Could you give the data below again, exactly and completely?
*** Records provided
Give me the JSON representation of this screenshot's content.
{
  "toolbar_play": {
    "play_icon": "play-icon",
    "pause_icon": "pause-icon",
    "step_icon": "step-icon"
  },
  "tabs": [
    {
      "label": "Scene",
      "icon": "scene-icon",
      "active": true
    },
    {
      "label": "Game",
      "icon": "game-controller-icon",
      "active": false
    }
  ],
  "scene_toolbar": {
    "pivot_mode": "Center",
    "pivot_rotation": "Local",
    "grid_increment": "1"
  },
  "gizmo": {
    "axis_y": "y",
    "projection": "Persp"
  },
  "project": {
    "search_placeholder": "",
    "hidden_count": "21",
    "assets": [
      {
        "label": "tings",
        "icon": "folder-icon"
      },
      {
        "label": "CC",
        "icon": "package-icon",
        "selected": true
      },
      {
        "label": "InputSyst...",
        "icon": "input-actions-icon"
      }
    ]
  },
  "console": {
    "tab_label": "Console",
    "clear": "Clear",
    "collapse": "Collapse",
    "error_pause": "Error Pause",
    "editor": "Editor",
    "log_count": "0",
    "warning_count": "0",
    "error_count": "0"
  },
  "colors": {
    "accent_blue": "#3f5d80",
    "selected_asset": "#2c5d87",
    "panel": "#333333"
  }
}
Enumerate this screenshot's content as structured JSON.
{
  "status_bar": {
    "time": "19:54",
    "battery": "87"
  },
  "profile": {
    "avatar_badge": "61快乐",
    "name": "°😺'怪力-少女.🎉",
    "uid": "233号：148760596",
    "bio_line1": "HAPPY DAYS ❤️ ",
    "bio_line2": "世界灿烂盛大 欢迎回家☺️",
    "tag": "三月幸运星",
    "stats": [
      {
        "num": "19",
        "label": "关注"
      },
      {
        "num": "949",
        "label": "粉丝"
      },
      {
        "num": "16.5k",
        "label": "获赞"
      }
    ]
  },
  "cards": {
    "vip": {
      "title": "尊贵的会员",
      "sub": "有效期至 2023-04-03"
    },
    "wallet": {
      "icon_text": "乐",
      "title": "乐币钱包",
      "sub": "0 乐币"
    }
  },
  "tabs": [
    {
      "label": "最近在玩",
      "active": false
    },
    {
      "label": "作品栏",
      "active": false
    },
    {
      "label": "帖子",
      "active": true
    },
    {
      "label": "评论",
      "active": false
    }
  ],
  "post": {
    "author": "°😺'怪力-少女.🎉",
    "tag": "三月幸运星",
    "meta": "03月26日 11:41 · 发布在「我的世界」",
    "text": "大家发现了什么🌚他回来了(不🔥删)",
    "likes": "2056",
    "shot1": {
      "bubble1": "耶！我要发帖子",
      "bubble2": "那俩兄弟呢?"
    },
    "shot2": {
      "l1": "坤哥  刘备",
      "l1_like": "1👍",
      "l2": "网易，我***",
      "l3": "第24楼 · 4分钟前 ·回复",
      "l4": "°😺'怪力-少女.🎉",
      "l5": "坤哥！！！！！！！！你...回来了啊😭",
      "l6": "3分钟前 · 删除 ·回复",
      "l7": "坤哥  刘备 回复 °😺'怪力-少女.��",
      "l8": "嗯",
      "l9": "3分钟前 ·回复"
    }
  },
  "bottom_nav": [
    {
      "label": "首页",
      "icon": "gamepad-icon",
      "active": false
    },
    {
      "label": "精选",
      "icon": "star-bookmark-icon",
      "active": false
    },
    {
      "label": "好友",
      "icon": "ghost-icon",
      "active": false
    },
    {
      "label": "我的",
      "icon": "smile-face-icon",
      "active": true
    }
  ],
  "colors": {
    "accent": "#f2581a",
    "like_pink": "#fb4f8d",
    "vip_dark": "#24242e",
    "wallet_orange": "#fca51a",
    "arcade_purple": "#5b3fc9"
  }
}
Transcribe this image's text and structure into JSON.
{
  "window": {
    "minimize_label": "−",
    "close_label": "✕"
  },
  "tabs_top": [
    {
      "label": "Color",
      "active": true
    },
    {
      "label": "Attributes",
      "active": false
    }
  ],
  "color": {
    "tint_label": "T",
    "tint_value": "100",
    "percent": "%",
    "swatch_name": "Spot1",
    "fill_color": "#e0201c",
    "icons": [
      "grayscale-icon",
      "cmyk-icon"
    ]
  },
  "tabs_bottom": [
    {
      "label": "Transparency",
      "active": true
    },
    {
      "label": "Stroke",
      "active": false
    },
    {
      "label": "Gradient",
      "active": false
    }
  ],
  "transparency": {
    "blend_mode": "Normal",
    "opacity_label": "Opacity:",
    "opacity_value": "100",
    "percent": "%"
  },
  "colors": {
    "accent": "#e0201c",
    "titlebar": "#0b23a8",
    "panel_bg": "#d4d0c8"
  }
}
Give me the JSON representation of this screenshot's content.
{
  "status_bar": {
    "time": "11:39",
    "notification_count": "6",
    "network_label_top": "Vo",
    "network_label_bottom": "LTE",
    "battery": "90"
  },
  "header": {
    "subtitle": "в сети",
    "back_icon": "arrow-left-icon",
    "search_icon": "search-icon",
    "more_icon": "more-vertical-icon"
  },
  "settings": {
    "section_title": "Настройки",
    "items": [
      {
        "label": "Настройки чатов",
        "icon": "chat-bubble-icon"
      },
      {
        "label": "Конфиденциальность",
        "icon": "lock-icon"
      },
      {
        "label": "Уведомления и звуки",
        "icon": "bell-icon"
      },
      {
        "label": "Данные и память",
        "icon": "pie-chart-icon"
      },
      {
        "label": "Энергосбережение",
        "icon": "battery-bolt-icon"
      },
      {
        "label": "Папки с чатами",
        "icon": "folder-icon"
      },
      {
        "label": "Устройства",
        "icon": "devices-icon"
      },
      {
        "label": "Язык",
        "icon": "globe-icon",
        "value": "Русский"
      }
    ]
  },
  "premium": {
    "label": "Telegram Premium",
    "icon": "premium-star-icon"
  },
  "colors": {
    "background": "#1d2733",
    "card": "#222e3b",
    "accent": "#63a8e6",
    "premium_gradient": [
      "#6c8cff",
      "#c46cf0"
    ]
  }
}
******
## Exercise answer
Give me the JSON representation of this screenshot's content.
{
  "toolbar_play": {
    "play_icon": "play-icon",
    "pause_icon": "pause-icon",
    "step_icon": "step-icon"
  },
  "tabs": [
    {
      "label": "Scene",
      "icon": "scene-icon",
      "active": true
    },
    {
      "label": "Game",
      "icon": "game-controller-icon",
      "active": false
    }
  ],
  "scene_toolbar": {
    "pivot_mode": "Center",
    "pivot_rotation": "Local",
    "grid_increment": "1"
  },
  "gizmo": {
    "axis_y": "y",
    "projection": "Persp"
  },
  "project": {
    "search_placeholder": "",
    "hidden_count": "21",
    "assets": [
      {
        "label": "tings",
        "icon": "folder-icon"
      },
      {
        "label": "CC",
        "icon": "package-icon",
        "selected": true
      },
      {
        "label": "InputSyst...",
        "icon": "input-actions-icon"
      }
    ]
  },
  "console": {
    "tab_label": "Console",
    "clear": "Clear",
    "collapse": "Collapse",
    "error_pause": "Error Pause",
    "editor": "Editor",
    "log_count": "0",
    "warning_count": "0",
    "error_count": "0"
  },
  "colors": {
    "accent_blue": "#3f5d80",
    "selected_asset": "#2c5d87",
    "panel": "#333333"
  }
}
Enumerate this screenshot's content as structured JSON.
{
  "status_bar": {
    "time": "19:54",
    "battery": "87"
  },
  "profile": {
    "avatar_badge": "61快乐",
    "name": "°😺'怪力-少女.🎉",
    "uid": "233号：148760596",
    "bio_line1": "HAPPY DAYS ❤️ ",
    "bio_line2": "世界灿烂盛大 欢迎回家☺️",
    "tag": "三月幸运星",
    "stats": [
      {
        "num": "19",
        "label": "关注"
      },
      {
        "num": "949",
        "label": "粉丝"
      },
      {
        "num": "16.5k",
        "label": "获赞"
      }
    ]
  },
  "cards": {
    "vip": {
      "title": "尊贵的会员",
      "sub": "有效期至 2023-04-03"
    },
    "wallet": {
      "icon_text": "乐",
      "title": "乐币钱包",
      "sub": "0 乐币"
    }
  },
  "tabs": [
    {
      "label": "最近在玩",
      "active": false
    },
    {
      "label": "作品栏",
      "active": false
    },
    {
      "label": "帖子",
      "active": true
    },
    {
      "label": "评论",
      "active": false
    }
  ],
  "post": {
    "author": "°😺'怪力-少女.🎉",
    "tag": "三月幸运星",
    "meta": "03月26日 11:41 · 发布在「我的世界」",
    "text": "大家发现了什么🌚他回来了(不🔥删)",
    "likes": "2056",
    "shot1": {
      "bubble1": "耶！我要发帖子",
      "bubble2": "那俩兄弟呢?"
    },
    "shot2": {
      "l1": "坤哥  刘备",
      "l1_like": "1👍",
      "l2": "网易，我***",
      "l3": "第24楼 · 4分钟前 ·回复",
      "l4": "°😺'怪力-少女.🎉",
      "l5": "坤哥！！！！！！！！你...回来了啊😭",
      "l6": "3分钟前 · 删除 ·回复",
      "l7": "坤哥  刘备 回复 °😺'怪力-少女.��",
      "l8": "嗯",
      "l9": "3分钟前 ·回复"
    }
  },
  "bottom_nav": [
    {
      "label": "首页",
      "icon": "gamepad-icon",
      "active": false
    },
    {
      "label": "精选",
      "icon": "star-bookmark-icon",
      "active": false
    },
    {
      "label": "好友",
      "icon": "ghost-icon",
      "active": false
    },
    {
      "label": "我的",
      "icon": "smile-face-icon",
      "active": true
    }
  ],
  "colors": {
    "accent": "#f2581a",
    "like_pink": "#fb4f8d",
    "vip_dark": "#24242e",
    "wallet_orange": "#fca51a",
    "arcade_purple": "#5b3fc9"
  }
}
Transcribe this image's text and structure into JSON.
{
  "window": {
    "minimize_label": "−",
    "close_label": "✕"
  },
  "tabs_top": [
    {
      "label": "Color",
      "active": true
    },
    {
      "label": "Attributes",
      "active": false
    }
  ],
  "color": {
    "tint_label": "T",
    "tint_value": "100",
    "percent": "%",
    "swatch_name": "Spot1",
    "fill_color": "#e0201c",
    "icons": [
      "grayscale-icon",
      "cmyk-icon"
    ]
  },
  "tabs_bottom": [
    {
      "label": "Transparency",
      "active": true
    },
    {
      "label": "Stroke",
      "active": false
    },
    {
      "label": "Gradient",
      "active": false
    }
  ],
  "transparency": {
    "blend_mode": "Normal",
    "opacity_label": "Opacity:",
    "opacity_value": "100",
    "percent": "%"
  },
  "colors": {
    "accent": "#e0201c",
    "titlebar": "#0b23a8",
    "panel_bg": "#d4d0c8"
  }
}
Give me the JSON representation of this screenshot's content.
{
  "status_bar": {
    "time": "11:39",
    "notification_count": "6",
    "network_label_top": "Vo",
    "network_label_bottom": "LTE",
    "battery": "90"
  },
  "header": {
    "subtitle": "в сети",
    "back_icon": "arrow-left-icon",
    "search_icon": "search-icon",
    "more_icon": "more-vertical-icon"
  },
  "settings": {
    "section_title": "Настройки",
    "items": [
      {
        "label": "Настройки чатов",
        "icon": "chat-bubble-icon"
      },
      {
        "label": "Конфиденциальность",
        "icon": "lock-icon"
      },
      {
        "label": "Уведомления и звуки",
        "icon": "bell-icon"
      },
      {
        "label": "Данные и память",
        "icon": "pie-chart-icon"
      },
      {
        "label": "Энергосбережение",
        "icon": "battery-bolt-icon"
      },
      {
        "label": "Папки с чатами",
        "icon": "folder-icon"
      },
      {
        "label": "Устройства",
        "icon": "devices-icon"
      },
      {
        "label": "Язык",
        "icon": "globe-icon",
        "value": "Русский"
      }
    ]
  },
  "premium": {
    "label": "Telegram Premium",
    "icon": "premium-star-icon"
  },
  "colors": {
    "background": "#1d2733",
    "card": "#222e3b",
    "accent": "#63a8e6",
    "premium_gradient": [
      "#6c8cff",
      "#c46cf0"
    ]
  }
}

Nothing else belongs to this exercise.